→ PROMPT: In the entries, find all lines that hold the word "Running" and copy them.

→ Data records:

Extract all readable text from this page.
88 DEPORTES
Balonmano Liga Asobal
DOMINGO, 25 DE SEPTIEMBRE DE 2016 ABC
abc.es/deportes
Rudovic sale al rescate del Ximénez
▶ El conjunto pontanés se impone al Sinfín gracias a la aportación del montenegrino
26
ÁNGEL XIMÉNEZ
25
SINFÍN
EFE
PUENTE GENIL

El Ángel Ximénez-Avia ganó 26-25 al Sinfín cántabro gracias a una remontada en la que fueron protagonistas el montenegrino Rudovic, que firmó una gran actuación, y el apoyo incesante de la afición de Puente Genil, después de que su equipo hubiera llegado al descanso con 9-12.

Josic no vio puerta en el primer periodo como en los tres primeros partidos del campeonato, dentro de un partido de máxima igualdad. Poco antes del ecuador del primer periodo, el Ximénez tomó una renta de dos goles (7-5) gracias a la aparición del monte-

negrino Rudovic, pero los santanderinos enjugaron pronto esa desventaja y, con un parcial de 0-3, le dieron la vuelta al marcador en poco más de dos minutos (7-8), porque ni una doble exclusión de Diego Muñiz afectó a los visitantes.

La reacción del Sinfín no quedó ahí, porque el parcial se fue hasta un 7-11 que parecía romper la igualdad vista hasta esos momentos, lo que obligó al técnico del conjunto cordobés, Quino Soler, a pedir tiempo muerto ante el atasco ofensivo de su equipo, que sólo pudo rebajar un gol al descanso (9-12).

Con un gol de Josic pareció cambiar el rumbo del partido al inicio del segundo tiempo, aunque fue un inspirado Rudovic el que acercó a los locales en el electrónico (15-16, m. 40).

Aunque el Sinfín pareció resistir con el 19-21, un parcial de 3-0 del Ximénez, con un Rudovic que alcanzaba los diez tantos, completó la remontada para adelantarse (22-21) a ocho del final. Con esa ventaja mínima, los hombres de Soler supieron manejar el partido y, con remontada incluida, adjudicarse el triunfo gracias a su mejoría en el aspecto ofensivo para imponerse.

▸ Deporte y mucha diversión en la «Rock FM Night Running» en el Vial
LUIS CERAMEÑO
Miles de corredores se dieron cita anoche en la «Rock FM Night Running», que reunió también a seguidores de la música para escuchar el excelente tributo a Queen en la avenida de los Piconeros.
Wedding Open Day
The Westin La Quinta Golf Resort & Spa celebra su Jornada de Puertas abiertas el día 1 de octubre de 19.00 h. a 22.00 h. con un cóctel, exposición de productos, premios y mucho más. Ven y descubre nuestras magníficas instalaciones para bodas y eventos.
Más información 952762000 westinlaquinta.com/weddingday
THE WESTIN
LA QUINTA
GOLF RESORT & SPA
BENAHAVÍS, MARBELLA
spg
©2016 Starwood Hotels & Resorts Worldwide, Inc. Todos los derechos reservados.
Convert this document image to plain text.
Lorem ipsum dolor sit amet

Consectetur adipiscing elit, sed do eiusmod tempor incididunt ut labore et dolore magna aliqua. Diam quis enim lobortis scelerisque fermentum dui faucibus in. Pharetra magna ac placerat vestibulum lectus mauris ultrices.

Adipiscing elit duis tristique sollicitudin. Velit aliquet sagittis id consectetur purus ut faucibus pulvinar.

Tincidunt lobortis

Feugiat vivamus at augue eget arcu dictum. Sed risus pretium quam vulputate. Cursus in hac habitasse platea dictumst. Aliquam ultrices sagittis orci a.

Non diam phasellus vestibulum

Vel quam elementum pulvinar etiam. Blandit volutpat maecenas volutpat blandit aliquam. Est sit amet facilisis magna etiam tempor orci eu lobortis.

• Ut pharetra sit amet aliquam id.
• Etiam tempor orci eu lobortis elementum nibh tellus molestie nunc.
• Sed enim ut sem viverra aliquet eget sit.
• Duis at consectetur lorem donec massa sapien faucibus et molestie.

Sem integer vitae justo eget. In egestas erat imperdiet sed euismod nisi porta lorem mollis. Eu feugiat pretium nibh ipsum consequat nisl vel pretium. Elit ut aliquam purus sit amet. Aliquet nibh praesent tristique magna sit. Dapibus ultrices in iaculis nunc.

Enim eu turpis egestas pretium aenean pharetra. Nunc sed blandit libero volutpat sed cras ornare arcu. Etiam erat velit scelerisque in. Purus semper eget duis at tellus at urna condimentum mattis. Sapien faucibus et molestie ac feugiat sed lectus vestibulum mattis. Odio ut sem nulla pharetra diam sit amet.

→ ANSWER:
▸ Deporte y mucha diversión en la «Rock FM Night Running» en el Vial
Miles de corredores se dieron cita anoche en la «Rock FM Night Running», que reunió también a seguidores de la música para escuchar el excelente tributo a Queen en la avenida de los Piconeros.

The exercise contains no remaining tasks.